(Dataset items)
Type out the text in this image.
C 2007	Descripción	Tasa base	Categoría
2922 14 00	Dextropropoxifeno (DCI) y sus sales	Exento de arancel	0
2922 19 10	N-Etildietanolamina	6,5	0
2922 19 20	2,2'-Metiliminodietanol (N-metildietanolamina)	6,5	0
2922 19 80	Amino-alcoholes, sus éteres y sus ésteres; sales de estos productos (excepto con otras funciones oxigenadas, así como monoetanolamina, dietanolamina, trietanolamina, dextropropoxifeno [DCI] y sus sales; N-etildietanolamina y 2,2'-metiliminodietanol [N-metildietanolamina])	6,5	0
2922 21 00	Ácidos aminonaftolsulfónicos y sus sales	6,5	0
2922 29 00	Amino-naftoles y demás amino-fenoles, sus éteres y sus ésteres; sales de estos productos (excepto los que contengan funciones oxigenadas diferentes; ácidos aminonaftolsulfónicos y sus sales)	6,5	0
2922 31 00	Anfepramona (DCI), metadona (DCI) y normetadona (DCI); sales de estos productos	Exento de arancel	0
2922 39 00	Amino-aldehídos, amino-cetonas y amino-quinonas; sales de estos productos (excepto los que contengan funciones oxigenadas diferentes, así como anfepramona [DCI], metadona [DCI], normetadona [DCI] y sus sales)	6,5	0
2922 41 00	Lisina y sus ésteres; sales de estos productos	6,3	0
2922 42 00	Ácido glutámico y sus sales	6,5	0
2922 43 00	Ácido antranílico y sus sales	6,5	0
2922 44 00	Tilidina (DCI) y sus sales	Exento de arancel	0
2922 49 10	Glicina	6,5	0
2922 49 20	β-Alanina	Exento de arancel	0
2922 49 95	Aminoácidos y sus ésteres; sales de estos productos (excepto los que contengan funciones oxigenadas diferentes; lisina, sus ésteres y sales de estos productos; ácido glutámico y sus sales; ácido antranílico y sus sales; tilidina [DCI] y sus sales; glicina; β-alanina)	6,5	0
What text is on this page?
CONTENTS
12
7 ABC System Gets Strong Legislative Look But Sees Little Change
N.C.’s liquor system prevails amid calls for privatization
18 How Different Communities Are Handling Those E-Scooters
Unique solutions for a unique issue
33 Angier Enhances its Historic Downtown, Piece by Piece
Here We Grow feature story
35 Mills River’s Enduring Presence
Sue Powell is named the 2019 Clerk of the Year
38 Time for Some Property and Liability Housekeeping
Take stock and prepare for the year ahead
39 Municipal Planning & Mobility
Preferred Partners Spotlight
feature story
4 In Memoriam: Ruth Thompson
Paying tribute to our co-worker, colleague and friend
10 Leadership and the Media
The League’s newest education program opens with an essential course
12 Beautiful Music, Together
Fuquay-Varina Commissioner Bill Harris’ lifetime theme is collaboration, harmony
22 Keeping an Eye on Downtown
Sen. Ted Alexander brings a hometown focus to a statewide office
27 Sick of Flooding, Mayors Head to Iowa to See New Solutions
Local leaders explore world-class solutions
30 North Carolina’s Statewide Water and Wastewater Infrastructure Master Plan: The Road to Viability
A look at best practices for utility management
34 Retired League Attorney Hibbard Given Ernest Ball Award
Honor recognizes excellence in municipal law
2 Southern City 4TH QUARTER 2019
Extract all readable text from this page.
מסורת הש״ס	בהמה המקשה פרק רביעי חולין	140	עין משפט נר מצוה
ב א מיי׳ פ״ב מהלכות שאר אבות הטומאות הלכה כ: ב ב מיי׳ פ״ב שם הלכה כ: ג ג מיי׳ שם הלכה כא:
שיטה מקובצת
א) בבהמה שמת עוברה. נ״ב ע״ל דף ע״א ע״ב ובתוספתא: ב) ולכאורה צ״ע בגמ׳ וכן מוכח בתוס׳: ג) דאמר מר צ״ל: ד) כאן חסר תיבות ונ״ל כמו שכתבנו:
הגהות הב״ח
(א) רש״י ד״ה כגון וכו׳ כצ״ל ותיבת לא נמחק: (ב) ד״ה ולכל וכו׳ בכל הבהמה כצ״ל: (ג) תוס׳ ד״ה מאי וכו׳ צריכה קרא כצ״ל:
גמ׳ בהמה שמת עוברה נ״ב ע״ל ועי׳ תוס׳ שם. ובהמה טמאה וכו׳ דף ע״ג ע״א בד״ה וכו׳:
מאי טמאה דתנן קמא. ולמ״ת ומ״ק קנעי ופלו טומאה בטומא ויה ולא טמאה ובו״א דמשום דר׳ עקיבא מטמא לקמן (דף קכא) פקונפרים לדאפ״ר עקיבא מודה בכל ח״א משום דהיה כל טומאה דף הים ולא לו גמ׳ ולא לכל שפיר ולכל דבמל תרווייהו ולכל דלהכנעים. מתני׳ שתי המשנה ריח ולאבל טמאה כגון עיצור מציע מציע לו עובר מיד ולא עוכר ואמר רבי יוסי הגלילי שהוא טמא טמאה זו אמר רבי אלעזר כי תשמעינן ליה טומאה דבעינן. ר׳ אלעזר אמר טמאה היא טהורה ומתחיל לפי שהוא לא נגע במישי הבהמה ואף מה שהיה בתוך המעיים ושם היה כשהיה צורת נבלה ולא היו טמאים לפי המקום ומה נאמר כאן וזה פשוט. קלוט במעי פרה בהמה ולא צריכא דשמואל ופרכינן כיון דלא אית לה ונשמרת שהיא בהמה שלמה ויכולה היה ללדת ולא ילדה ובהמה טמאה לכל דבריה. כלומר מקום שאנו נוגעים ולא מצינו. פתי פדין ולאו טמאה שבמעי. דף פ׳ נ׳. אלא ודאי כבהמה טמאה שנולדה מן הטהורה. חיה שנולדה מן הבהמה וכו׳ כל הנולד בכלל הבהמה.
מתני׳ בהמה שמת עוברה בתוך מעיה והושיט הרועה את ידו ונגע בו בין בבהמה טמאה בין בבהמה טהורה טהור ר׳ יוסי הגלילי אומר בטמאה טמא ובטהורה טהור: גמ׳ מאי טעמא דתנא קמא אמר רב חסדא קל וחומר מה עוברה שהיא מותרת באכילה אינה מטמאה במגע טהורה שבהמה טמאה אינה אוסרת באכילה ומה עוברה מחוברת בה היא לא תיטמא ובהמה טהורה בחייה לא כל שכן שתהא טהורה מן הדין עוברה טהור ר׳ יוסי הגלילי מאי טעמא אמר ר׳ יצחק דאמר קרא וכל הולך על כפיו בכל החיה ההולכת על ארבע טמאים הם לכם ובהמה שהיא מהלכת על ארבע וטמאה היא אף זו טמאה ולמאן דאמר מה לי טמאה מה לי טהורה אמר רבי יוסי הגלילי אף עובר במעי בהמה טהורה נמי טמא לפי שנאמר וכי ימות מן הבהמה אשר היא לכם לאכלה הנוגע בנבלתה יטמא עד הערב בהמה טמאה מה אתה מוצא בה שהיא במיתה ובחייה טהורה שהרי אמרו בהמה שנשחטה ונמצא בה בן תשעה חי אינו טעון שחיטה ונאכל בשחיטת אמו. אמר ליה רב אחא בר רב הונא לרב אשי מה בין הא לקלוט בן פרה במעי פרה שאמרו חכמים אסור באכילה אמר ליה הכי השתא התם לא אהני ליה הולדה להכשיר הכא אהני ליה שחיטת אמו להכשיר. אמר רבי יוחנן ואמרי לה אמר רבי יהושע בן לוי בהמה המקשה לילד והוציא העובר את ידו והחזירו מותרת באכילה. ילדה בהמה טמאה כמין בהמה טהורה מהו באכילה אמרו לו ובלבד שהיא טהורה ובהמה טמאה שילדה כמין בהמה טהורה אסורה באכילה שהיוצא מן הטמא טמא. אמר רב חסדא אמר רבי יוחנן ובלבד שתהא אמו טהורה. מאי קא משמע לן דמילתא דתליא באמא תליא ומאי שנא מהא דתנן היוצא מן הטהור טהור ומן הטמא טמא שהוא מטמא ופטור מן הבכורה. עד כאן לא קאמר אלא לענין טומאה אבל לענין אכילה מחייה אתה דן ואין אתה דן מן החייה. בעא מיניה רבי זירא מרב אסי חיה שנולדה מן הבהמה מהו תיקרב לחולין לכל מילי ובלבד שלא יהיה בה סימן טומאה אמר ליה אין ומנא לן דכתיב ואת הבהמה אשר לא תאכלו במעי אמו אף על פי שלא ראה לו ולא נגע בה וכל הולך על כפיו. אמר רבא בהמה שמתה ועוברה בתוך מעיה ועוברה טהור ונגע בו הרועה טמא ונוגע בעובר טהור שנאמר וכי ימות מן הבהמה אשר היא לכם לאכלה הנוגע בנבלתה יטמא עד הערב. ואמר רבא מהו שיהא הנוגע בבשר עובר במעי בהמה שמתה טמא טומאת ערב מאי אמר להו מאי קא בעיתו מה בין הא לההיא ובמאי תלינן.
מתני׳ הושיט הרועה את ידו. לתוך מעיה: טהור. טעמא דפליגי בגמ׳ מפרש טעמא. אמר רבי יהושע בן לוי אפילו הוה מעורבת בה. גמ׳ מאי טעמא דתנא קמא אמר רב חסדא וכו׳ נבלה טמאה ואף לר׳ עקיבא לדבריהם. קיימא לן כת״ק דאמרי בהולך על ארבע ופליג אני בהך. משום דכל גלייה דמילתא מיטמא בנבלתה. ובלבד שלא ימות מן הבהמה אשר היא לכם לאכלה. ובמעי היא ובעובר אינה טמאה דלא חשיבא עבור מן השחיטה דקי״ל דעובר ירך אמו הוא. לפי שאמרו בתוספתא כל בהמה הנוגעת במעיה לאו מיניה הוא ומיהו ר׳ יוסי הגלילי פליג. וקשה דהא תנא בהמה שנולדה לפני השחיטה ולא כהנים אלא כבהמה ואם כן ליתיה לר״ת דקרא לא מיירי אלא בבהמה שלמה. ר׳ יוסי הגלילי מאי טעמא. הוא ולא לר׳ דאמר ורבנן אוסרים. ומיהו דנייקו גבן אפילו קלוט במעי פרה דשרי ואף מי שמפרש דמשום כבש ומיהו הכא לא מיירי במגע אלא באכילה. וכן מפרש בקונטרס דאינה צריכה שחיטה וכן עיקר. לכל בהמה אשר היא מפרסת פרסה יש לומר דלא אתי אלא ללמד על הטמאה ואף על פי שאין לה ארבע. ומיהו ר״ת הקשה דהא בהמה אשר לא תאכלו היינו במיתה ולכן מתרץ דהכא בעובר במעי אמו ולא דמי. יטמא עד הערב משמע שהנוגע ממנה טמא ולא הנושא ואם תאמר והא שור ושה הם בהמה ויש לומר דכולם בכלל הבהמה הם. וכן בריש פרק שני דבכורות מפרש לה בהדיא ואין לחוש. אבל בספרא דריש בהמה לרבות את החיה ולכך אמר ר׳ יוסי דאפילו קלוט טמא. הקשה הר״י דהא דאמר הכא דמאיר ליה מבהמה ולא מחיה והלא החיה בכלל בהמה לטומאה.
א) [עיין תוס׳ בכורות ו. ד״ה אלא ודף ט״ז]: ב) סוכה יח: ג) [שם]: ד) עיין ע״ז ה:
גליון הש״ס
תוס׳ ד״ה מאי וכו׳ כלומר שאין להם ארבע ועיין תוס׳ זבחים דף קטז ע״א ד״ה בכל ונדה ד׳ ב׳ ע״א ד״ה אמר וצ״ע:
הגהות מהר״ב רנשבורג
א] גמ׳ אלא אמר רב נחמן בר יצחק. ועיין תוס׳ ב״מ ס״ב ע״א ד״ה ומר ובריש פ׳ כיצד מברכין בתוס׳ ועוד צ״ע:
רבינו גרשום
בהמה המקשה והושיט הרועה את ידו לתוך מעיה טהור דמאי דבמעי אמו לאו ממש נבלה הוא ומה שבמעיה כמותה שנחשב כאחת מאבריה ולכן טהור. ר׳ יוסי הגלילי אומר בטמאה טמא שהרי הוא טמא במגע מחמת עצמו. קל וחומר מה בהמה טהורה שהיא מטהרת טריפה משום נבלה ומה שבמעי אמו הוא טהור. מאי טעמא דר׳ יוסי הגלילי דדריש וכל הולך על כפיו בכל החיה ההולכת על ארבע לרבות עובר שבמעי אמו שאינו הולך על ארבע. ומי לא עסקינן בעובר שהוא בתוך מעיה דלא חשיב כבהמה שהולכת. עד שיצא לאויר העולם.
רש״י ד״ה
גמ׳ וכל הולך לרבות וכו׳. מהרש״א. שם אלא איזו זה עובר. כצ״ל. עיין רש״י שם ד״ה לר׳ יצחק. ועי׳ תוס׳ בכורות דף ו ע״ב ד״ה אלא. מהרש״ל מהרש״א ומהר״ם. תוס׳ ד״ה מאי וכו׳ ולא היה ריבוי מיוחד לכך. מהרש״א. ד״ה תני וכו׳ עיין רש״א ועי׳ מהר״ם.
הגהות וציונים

> **Goal**: Find each line holding the string "como" and copy it out.

> **Written solution**:
2922 19 80	Amino-alcoholes, sus éteres y sus ésteres; sales de estos productos (excepto con otras funciones oxigenadas, así como monoetanolamina, dietanolamina, trietanolamina, dextropropoxifeno [DCI] y sus sales; N-etildietanolamina y 2,2'-metiliminodietanol [N-metildietanolamina])	6,5	0
2922 39 00	Amino-aldehídos, amino-cetonas y amino-quinonas; sales de estos productos (excepto los que contengan funciones oxigenadas diferentes, así como anfepramona [DCI], metadona [DCI], normetadona [DCI] y sus sales)	6,5	0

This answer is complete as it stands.